- _Challenge_
Extract every record, keeping each one exactly as it is.

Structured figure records
================
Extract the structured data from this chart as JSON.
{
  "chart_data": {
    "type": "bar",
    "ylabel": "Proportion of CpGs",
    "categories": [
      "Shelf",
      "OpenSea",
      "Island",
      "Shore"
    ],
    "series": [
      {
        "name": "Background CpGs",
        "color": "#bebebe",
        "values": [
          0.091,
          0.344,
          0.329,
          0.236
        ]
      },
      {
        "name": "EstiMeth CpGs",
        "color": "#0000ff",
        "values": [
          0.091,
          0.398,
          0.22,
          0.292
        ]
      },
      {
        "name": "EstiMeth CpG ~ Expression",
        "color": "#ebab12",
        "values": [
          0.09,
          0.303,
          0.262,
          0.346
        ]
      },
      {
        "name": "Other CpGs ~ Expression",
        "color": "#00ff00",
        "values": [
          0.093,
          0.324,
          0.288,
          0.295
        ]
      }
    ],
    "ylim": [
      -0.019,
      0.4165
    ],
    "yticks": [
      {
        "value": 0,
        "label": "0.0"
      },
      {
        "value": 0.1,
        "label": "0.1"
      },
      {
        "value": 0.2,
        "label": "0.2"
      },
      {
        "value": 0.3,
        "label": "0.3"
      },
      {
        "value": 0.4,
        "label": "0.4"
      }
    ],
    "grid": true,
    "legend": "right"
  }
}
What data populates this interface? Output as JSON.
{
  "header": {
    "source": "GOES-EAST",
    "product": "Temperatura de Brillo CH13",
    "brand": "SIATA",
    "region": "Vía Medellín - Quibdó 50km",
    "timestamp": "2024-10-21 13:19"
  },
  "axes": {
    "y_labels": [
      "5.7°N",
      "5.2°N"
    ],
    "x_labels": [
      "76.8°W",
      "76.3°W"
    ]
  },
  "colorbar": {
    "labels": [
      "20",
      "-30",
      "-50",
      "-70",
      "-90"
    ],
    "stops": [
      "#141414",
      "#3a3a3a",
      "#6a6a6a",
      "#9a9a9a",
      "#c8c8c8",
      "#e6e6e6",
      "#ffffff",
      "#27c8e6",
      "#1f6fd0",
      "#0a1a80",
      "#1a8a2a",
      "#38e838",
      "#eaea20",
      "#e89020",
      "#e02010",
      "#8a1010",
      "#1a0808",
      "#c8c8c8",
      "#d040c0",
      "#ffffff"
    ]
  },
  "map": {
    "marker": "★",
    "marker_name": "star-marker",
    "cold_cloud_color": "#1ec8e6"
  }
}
================
- _Response to this task_
Extract the structured data from this chart as JSON.
{
  "chart_data": {
    "type": "bar",
    "ylabel": "Proportion of CpGs",
    "categories": [
      "Shelf",
      "OpenSea",
      "Island",
      "Shore"
    ],
    "series": [
      {
        "name": "Background CpGs",
        "color": "#bebebe",
        "values": [
          0.091,
          0.344,
          0.329,
          0.236
        ]
      },
      {
        "name": "EstiMeth CpGs",
        "color": "#0000ff",
        "values": [
          0.091,
          0.398,
          0.22,
          0.292
        ]
      },
      {
        "name": "EstiMeth CpG ~ Expression",
        "color": "#ebab12",
        "values": [
          0.09,
          0.303,
          0.262,
          0.346
        ]
      },
      {
        "name": "Other CpGs ~ Expression",
        "color": "#00ff00",
        "values": [
          0.093,
          0.324,
          0.288,
          0.295
        ]
      }
    ],
    "ylim": [
      -0.019,
      0.4165
    ],
    "yticks": [
      {
        "value": 0,
        "label": "0.0"
      },
      {
        "value": 0.1,
        "label": "0.1"
      },
      {
        "value": 0.2,
        "label": "0.2"
      },
      {
        "value": 0.3,
        "label": "0.3"
      },
      {
        "value": 0.4,
        "label": "0.4"
      }
    ],
    "grid": true,
    "legend": "right"
  }
}
What data populates this interface? Output as JSON.
{
  "header": {
    "source": "GOES-EAST",
    "product": "Temperatura de Brillo CH13",
    "brand": "SIATA",
    "region": "Vía Medellín - Quibdó 50km",
    "timestamp": "2024-10-21 13:19"
  },
  "axes": {
    "y_labels": [
      "5.7°N",
      "5.2°N"
    ],
    "x_labels": [
      "76.8°W",
      "76.3°W"
    ]
  },
  "colorbar": {
    "labels": [
      "20",
      "-30",
      "-50",
      "-70",
      "-90"
    ],
    "stops": [
      "#141414",
      "#3a3a3a",
      "#6a6a6a",
      "#9a9a9a",
      "#c8c8c8",
      "#e6e6e6",
      "#ffffff",
      "#27c8e6",
      "#1f6fd0",
      "#0a1a80",
      "#1a8a2a",
      "#38e838",
      "#eaea20",
      "#e89020",
      "#e02010",
      "#8a1010",
      "#1a0808",
      "#c8c8c8",
      "#d040c0",
      "#ffffff"
    ]
  },
  "map": {
    "marker": "★",
    "marker_name": "star-marker",
    "cold_cloud_color": "#1ec8e6"
  }
}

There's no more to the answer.